* _Your goal_
Search the data for the word "vmax" and copy every line where it occurs.

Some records

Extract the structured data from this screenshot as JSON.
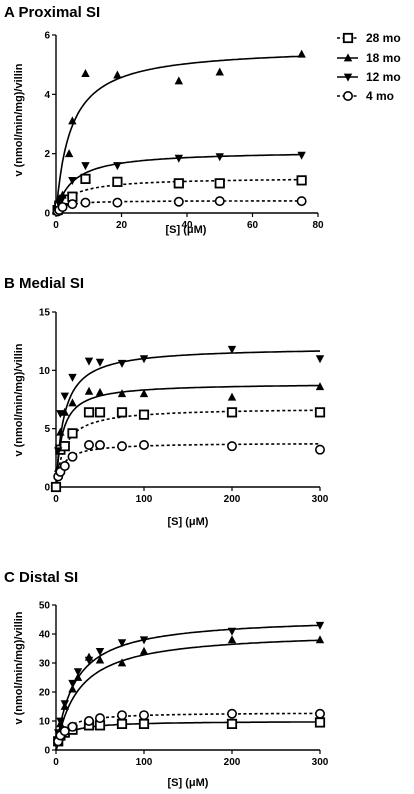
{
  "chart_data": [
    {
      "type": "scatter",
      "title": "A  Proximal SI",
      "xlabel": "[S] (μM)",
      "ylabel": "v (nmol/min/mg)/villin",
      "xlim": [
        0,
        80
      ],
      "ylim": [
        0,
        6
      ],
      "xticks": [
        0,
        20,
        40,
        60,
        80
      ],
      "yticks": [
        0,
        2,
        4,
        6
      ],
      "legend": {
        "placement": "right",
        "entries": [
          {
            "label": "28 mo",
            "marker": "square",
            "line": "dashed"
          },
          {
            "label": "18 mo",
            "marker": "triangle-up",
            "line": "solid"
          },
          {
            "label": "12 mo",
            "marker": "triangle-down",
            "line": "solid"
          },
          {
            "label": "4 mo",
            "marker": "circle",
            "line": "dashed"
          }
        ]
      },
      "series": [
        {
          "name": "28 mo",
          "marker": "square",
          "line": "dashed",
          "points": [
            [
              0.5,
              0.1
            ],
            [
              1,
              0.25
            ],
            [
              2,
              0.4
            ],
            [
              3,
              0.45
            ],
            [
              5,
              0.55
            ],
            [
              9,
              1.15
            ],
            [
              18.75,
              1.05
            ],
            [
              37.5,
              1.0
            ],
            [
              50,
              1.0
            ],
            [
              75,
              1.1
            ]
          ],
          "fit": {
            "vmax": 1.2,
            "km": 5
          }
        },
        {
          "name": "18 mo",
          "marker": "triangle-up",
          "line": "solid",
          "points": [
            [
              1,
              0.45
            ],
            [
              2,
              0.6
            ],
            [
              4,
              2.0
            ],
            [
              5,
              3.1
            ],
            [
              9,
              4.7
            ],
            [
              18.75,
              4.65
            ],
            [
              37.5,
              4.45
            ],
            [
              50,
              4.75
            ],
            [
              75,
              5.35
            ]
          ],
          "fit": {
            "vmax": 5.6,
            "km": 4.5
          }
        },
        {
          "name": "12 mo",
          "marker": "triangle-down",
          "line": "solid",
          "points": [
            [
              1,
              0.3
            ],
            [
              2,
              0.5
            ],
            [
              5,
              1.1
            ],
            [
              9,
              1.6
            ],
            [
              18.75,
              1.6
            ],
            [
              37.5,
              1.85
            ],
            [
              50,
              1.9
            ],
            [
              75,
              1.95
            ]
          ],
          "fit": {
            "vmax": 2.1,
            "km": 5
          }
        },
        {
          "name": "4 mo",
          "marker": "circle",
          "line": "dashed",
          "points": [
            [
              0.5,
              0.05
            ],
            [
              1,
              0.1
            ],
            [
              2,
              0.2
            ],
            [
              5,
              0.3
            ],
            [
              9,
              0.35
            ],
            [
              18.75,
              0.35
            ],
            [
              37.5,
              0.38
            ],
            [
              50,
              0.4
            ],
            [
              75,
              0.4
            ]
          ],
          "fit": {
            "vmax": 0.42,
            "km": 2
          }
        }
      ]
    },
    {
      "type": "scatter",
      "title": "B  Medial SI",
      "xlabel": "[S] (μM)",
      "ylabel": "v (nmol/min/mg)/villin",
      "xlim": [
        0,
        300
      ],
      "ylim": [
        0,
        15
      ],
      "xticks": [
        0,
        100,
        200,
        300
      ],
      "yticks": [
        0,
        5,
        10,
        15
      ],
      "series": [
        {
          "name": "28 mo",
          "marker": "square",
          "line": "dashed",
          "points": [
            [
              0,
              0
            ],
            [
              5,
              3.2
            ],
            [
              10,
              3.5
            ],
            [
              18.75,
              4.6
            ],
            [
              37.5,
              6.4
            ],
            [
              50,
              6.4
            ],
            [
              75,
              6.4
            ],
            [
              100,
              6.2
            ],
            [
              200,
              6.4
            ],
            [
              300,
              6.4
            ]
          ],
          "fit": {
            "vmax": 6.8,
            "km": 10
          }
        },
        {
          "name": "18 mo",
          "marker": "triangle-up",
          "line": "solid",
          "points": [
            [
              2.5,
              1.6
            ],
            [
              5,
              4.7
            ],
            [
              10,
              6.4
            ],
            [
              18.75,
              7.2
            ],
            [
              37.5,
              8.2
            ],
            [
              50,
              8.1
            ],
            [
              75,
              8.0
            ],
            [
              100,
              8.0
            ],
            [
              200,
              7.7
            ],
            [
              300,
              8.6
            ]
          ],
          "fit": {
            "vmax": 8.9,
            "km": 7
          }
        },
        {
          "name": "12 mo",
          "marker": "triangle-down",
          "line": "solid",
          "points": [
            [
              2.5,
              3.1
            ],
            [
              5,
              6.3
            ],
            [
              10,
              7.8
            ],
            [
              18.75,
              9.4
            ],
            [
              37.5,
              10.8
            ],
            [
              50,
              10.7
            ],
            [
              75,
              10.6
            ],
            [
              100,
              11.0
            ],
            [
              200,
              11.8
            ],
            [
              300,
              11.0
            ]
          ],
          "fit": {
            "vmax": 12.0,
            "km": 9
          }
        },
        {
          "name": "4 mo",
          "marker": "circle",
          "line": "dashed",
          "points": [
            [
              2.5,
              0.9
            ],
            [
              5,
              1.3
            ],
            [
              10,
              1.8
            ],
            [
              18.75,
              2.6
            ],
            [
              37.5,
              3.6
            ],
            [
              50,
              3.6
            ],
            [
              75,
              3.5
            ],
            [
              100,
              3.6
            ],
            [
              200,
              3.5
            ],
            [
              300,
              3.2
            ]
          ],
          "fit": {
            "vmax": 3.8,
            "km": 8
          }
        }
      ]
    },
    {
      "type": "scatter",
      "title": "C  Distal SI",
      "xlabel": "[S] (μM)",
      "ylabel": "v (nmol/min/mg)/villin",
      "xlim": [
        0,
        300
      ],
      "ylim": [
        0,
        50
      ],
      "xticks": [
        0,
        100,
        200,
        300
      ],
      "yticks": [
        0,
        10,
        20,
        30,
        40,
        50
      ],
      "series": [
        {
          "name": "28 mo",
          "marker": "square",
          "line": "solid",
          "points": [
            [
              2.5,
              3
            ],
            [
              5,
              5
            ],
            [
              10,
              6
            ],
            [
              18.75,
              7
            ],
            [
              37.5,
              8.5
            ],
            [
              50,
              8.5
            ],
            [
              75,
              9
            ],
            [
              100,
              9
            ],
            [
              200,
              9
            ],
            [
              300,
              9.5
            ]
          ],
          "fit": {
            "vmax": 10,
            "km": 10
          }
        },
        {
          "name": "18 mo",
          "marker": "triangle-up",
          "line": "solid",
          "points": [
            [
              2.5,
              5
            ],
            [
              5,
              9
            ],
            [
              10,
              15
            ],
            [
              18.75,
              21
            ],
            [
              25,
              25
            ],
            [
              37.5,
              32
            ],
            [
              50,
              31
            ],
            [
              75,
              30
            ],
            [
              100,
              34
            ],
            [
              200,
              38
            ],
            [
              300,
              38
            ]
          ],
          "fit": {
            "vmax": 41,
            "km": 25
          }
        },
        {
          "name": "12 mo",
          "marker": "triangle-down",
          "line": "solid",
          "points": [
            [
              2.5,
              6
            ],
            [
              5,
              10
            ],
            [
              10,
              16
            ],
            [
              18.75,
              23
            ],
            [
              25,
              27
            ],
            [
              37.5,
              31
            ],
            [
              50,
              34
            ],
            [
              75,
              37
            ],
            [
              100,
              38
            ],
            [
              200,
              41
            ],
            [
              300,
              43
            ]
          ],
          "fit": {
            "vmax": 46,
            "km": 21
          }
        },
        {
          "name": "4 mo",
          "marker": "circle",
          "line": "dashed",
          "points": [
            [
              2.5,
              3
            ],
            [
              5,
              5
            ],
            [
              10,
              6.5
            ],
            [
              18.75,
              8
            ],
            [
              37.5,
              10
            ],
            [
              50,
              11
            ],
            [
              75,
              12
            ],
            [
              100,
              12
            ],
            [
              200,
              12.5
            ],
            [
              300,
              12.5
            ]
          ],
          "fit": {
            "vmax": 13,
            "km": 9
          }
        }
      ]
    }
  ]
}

* _Exercise response_
            "vmax": 1.2,
            "vmax": 5.6,
            "vmax": 2.1,
            "vmax": 0.42,
            "vmax": 6.8,
            "vmax": 8.9,
            "vmax": 12.0,
            "vmax": 3.8,
            "vmax": 10,
            "vmax": 41,
            "vmax": 46,
            "vmax": 13,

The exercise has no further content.